Instructions to follow. Read the entries below and pull out each line with the string "JSON".

Dataset rows
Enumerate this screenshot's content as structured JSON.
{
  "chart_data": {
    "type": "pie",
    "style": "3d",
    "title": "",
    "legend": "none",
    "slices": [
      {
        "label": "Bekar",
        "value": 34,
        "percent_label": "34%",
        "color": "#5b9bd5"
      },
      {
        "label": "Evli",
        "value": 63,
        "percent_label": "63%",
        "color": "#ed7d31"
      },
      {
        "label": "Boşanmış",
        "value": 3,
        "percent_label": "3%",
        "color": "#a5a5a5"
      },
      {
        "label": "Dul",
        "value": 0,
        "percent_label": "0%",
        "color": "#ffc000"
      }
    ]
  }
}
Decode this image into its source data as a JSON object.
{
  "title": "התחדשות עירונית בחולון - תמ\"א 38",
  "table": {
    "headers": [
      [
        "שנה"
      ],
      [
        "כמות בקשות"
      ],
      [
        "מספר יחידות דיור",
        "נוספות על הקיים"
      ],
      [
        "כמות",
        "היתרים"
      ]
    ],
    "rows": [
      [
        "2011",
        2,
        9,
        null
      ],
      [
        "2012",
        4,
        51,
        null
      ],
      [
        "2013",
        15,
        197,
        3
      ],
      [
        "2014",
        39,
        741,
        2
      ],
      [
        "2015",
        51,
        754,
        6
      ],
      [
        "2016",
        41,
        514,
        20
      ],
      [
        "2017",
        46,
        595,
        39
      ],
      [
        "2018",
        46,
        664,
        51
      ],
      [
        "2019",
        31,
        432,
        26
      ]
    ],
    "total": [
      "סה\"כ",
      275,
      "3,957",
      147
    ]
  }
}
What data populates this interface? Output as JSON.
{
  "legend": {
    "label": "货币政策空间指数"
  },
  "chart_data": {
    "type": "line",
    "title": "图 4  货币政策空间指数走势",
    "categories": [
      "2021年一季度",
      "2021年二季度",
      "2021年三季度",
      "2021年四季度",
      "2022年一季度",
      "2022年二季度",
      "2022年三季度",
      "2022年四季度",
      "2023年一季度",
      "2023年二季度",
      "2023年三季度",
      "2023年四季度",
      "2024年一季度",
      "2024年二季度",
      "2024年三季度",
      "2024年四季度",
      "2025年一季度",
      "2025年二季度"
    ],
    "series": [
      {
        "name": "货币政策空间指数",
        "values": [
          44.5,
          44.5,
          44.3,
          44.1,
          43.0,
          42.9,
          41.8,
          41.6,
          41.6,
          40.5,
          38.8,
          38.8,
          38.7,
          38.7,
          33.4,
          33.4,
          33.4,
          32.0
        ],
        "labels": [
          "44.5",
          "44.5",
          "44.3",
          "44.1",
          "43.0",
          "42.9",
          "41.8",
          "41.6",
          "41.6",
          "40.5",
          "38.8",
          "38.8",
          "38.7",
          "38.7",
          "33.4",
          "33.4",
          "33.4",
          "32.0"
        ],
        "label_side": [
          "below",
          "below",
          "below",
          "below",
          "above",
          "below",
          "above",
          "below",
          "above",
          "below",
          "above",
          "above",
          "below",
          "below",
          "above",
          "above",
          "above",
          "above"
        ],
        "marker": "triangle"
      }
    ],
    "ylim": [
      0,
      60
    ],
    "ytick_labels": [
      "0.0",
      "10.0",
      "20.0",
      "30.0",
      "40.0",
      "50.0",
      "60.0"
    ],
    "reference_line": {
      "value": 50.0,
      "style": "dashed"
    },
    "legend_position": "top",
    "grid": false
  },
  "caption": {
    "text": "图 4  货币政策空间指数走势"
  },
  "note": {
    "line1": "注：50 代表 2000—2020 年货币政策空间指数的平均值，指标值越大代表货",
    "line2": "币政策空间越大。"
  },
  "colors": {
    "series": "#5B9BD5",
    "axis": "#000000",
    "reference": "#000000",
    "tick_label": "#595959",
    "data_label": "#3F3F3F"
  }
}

Task response.
Enumerate this screenshot's content as structured JSON.
Decode this image into its source data as a JSON object.
What data populates this interface? Output as JSON.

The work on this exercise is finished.